___ TASK INPUTS ___

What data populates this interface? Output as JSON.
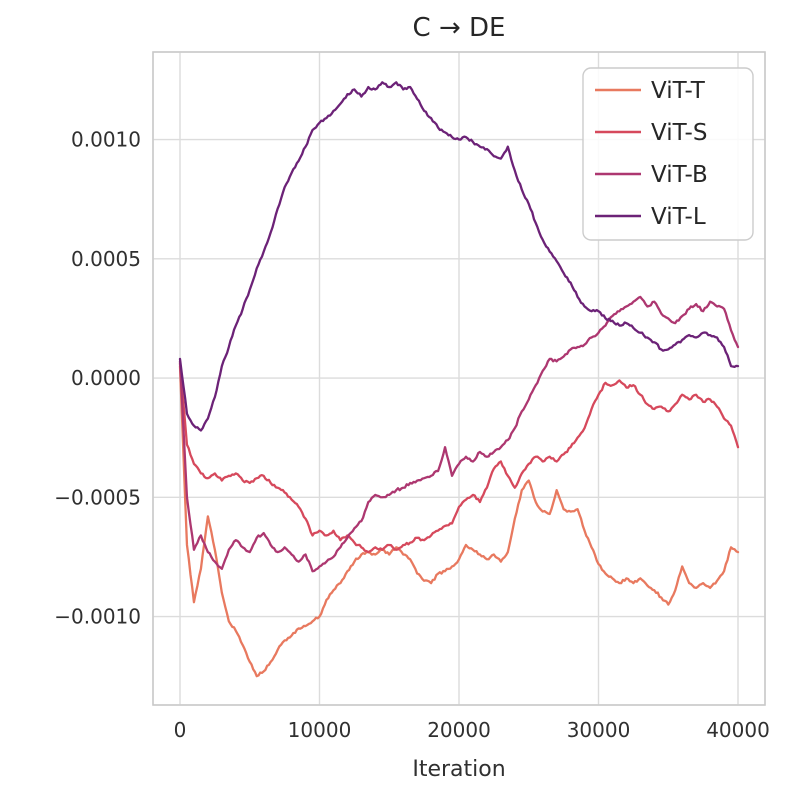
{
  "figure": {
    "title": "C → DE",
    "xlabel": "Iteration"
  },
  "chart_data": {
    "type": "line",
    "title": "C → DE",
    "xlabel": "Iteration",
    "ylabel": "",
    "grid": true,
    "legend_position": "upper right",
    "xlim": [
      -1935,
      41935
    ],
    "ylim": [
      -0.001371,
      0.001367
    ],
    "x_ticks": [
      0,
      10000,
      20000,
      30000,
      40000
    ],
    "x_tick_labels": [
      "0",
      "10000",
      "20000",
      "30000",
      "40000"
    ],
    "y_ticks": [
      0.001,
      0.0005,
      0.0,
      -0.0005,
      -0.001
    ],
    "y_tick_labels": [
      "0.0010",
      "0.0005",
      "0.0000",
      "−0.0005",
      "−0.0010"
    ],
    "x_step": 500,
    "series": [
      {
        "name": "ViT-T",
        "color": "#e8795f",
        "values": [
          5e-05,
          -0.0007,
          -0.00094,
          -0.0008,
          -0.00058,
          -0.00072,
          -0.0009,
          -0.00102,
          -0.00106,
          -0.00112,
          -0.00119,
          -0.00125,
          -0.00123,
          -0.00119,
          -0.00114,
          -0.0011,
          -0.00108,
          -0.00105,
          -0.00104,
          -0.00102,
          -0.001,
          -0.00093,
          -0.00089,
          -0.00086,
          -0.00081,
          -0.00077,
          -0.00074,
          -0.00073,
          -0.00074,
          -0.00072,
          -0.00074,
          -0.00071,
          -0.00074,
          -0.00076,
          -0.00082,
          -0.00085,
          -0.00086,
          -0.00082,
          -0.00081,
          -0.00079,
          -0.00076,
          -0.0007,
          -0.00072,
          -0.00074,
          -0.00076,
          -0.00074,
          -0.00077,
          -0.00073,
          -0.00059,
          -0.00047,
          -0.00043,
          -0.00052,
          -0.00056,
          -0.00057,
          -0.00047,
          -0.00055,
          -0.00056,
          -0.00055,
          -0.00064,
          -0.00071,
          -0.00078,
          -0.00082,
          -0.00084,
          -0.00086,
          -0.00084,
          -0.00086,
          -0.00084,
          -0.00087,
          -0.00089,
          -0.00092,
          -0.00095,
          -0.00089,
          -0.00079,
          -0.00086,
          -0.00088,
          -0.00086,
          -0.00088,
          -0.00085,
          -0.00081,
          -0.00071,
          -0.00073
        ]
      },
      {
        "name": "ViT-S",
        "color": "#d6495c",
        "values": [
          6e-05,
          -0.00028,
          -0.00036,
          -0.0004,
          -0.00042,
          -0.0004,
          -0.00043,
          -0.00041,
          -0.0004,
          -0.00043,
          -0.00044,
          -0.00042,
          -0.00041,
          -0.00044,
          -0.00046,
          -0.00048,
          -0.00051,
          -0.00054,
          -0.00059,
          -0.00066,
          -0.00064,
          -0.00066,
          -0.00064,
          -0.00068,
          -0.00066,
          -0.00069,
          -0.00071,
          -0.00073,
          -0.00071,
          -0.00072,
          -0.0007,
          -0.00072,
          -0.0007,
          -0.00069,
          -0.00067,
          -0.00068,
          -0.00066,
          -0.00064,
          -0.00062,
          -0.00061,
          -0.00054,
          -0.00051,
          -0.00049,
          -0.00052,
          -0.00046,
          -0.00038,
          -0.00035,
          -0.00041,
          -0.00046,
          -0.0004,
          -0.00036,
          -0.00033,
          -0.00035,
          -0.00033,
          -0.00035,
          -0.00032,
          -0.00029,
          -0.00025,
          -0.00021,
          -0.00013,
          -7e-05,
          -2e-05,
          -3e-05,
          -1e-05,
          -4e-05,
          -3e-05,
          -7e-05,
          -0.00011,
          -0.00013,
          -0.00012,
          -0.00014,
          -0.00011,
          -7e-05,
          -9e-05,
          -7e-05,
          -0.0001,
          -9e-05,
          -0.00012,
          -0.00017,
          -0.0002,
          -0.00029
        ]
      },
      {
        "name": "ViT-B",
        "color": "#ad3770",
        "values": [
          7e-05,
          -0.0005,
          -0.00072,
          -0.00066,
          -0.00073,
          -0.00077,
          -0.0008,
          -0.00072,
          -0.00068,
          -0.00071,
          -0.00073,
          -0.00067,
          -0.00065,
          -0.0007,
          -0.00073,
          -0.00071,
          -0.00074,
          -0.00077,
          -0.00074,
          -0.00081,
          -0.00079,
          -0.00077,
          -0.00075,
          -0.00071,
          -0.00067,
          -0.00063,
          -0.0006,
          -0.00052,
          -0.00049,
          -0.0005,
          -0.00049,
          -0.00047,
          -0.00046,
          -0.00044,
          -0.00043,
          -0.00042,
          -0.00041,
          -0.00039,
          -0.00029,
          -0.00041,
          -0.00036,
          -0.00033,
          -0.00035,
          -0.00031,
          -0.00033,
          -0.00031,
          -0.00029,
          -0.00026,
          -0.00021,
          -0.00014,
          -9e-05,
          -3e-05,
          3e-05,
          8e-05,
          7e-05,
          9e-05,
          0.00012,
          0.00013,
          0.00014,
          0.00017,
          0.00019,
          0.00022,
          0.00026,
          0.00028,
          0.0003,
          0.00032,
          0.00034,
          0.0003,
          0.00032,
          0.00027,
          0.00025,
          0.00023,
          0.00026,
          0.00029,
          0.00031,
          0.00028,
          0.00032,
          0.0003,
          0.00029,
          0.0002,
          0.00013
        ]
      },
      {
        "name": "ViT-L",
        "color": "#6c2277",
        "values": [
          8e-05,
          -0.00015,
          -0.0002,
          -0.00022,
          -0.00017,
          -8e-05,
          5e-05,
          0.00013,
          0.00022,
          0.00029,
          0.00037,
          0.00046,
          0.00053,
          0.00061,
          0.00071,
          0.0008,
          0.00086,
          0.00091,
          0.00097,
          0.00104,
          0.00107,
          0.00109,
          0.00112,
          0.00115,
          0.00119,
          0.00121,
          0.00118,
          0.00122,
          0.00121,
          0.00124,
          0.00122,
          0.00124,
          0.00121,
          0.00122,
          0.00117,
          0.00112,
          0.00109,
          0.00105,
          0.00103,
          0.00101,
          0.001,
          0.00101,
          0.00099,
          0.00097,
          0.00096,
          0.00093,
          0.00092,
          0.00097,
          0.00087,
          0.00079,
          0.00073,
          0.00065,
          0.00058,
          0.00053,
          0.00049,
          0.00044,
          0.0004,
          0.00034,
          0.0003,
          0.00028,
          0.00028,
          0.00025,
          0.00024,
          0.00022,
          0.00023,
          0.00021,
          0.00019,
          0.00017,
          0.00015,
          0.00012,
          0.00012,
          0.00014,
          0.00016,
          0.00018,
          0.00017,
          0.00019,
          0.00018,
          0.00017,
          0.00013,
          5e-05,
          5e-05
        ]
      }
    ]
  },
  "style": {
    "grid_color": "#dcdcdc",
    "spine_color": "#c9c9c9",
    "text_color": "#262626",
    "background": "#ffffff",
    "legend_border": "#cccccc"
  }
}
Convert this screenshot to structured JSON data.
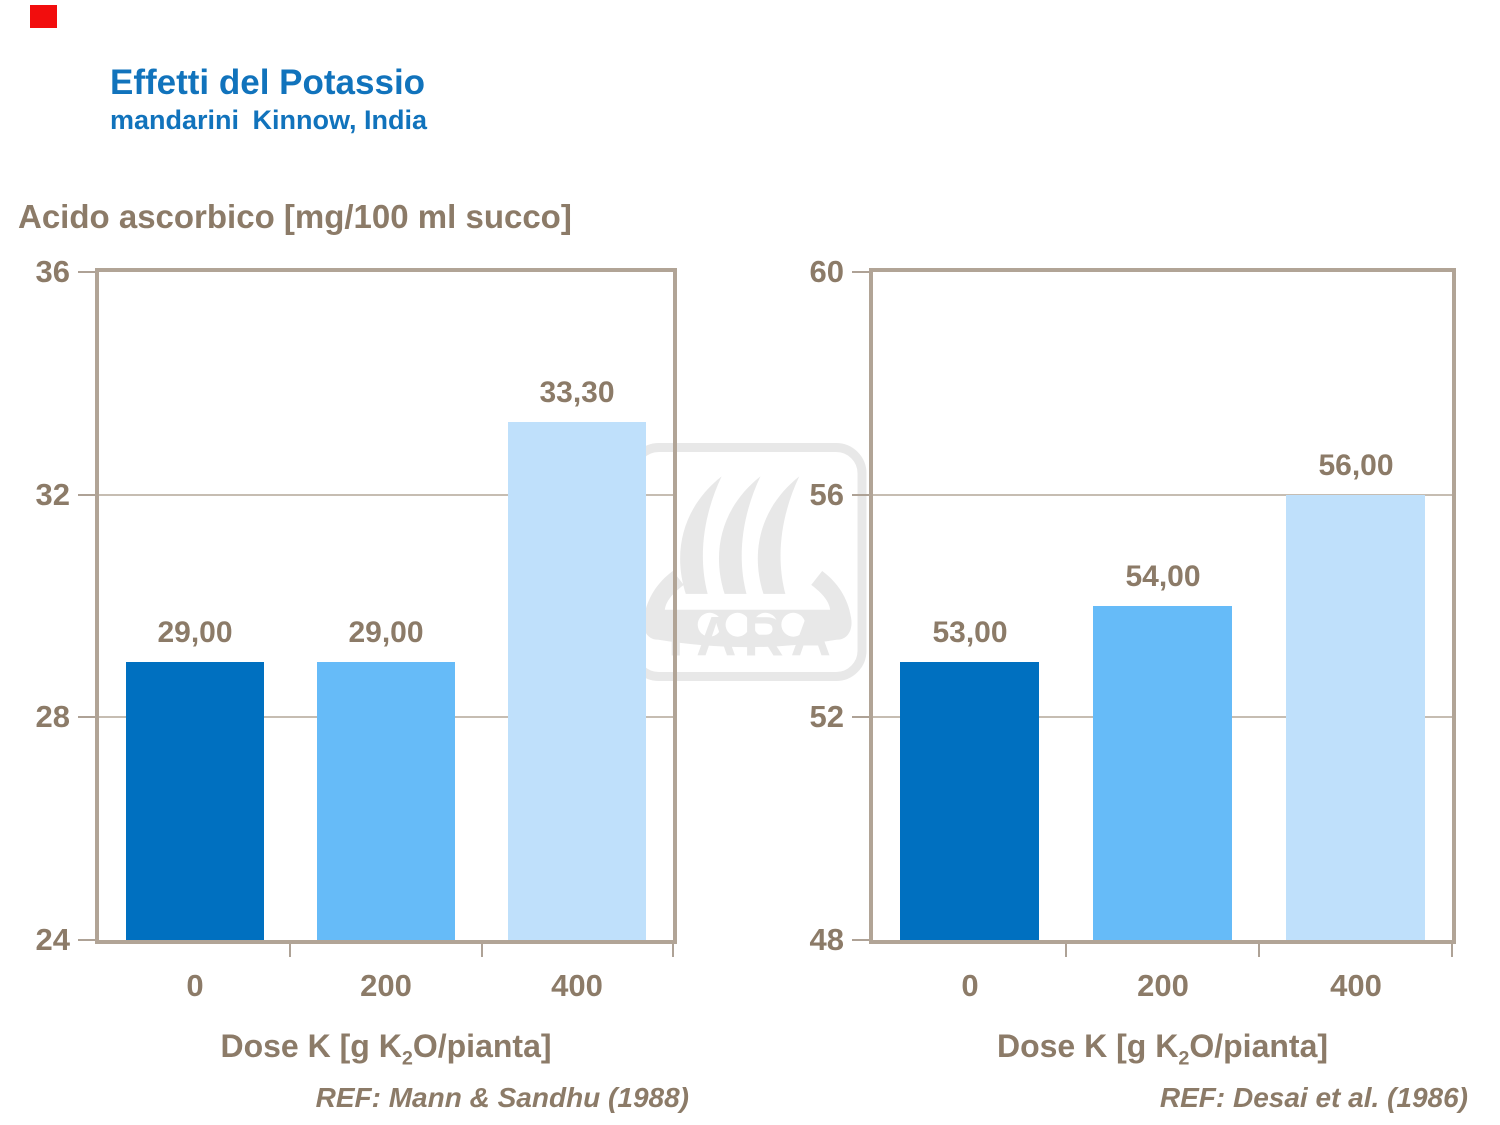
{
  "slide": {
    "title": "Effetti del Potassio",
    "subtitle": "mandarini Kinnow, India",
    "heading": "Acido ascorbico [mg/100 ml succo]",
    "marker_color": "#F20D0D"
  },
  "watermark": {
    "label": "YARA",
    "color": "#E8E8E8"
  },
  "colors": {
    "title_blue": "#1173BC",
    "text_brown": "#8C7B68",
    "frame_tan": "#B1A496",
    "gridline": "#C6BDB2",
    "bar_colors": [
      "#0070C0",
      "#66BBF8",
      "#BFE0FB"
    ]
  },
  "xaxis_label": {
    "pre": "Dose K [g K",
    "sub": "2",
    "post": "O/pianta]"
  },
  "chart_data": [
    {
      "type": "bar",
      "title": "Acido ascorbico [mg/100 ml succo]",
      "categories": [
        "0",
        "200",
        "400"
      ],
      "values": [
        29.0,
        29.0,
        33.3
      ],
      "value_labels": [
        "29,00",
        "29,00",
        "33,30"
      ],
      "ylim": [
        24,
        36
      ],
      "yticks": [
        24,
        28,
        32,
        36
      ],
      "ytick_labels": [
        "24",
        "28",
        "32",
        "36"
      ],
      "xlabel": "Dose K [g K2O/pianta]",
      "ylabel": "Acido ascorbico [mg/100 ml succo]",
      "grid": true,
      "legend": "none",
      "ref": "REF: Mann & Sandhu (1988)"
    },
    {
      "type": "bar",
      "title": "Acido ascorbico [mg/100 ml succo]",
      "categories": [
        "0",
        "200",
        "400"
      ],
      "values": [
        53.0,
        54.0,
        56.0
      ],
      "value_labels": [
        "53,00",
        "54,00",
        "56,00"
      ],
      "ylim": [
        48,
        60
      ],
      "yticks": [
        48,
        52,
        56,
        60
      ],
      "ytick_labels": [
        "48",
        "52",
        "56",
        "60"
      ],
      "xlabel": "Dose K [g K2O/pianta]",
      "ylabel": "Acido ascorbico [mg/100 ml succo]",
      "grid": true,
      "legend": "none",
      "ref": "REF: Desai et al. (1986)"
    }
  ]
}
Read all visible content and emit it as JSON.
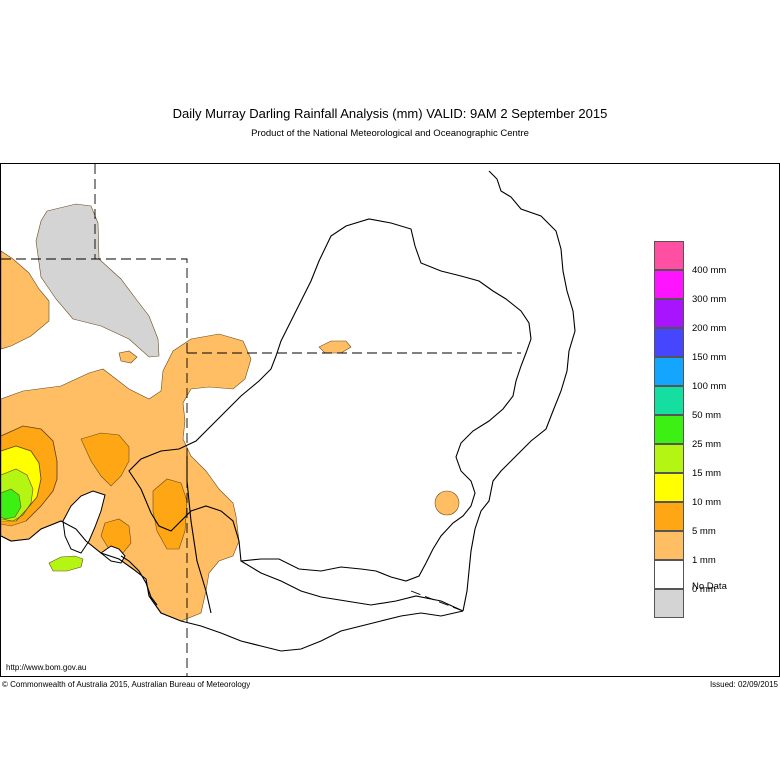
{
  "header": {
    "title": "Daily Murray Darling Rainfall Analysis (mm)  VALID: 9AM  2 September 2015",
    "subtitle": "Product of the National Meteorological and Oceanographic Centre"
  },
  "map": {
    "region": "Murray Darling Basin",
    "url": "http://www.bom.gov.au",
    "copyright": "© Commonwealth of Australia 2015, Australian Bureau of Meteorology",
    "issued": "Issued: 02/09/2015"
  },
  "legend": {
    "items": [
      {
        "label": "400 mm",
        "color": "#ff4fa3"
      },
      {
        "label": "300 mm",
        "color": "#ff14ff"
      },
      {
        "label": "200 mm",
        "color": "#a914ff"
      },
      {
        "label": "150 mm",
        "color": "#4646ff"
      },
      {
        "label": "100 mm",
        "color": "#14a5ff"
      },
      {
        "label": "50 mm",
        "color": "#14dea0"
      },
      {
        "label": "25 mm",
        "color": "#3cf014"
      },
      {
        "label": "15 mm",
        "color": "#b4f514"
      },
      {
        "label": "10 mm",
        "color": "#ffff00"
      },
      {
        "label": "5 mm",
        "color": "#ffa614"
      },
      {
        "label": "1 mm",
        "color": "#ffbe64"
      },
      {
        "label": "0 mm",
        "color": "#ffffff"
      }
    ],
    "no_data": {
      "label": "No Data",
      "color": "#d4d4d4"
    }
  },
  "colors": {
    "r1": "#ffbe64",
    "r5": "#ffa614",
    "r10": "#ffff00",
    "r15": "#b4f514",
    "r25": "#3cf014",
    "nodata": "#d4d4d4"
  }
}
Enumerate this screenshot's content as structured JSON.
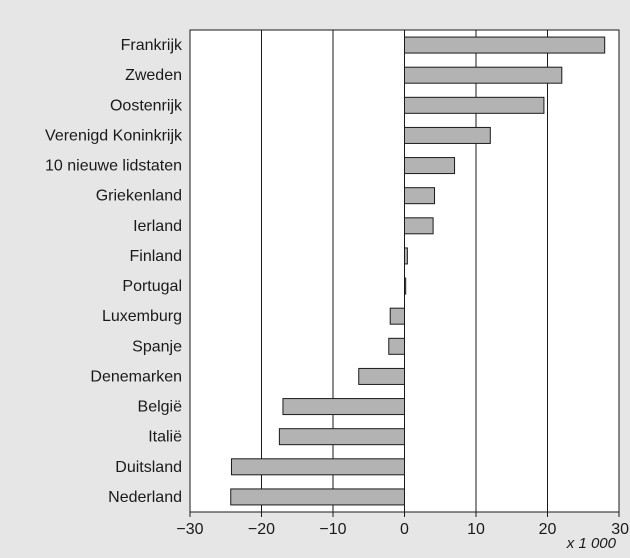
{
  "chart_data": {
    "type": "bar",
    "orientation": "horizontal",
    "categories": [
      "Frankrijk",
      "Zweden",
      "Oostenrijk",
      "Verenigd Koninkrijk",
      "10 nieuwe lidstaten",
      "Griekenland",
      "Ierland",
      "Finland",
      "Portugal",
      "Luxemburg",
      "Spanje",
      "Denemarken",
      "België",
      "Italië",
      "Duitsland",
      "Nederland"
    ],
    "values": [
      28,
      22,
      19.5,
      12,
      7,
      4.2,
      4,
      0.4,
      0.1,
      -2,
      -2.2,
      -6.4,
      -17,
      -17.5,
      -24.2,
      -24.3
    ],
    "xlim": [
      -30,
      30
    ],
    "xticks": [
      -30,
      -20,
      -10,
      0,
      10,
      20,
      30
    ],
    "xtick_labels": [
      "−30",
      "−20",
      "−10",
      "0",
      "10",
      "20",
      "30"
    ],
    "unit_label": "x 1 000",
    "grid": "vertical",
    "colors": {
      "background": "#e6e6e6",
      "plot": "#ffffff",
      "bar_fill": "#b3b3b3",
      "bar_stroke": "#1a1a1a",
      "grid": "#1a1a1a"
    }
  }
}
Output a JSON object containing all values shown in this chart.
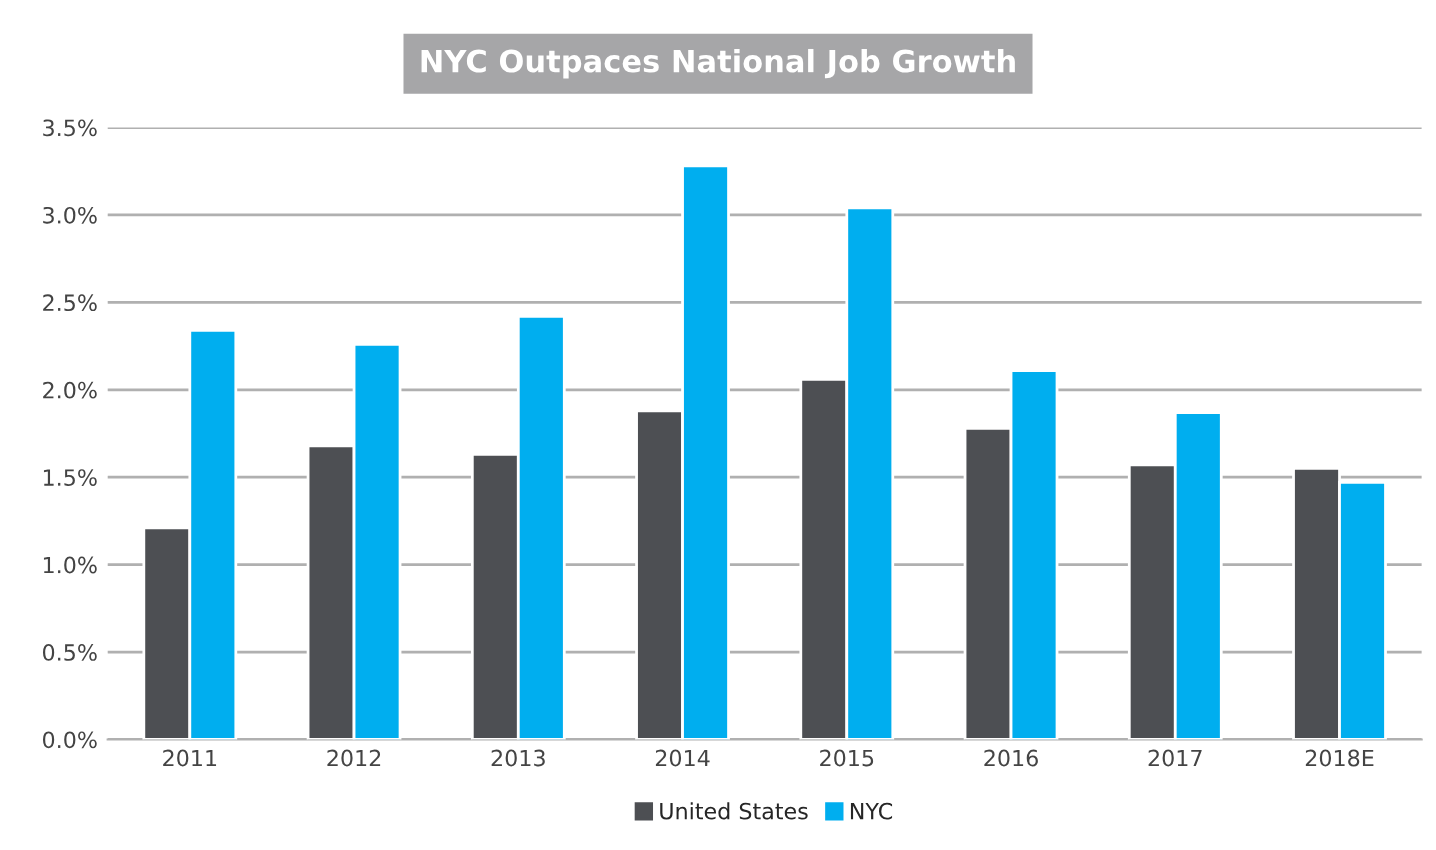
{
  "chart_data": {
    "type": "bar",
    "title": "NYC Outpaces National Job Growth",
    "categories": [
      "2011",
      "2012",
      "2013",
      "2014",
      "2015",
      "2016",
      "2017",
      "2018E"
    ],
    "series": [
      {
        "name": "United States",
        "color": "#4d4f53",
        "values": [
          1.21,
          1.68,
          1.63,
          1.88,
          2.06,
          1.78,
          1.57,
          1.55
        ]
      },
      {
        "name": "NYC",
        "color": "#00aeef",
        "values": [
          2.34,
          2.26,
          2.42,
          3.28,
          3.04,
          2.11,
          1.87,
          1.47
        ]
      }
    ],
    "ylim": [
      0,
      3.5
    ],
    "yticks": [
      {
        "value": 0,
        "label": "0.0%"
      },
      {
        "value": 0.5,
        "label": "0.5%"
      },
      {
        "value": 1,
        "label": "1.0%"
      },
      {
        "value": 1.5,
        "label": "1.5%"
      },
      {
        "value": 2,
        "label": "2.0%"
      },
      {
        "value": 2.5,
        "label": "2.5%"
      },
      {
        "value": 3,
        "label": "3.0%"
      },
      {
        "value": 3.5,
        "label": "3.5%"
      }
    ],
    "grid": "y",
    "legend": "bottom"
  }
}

___

### EXERCISE TASK
Copy each line holding the word "Darling" from the listing above.

### RESPONSE TO THE TASK
    "title": "Daily Murray Darling Rainfall Analysis (mm)  VALID: 9AM  2 September 2015",
    "region": "Murray Darling Basin",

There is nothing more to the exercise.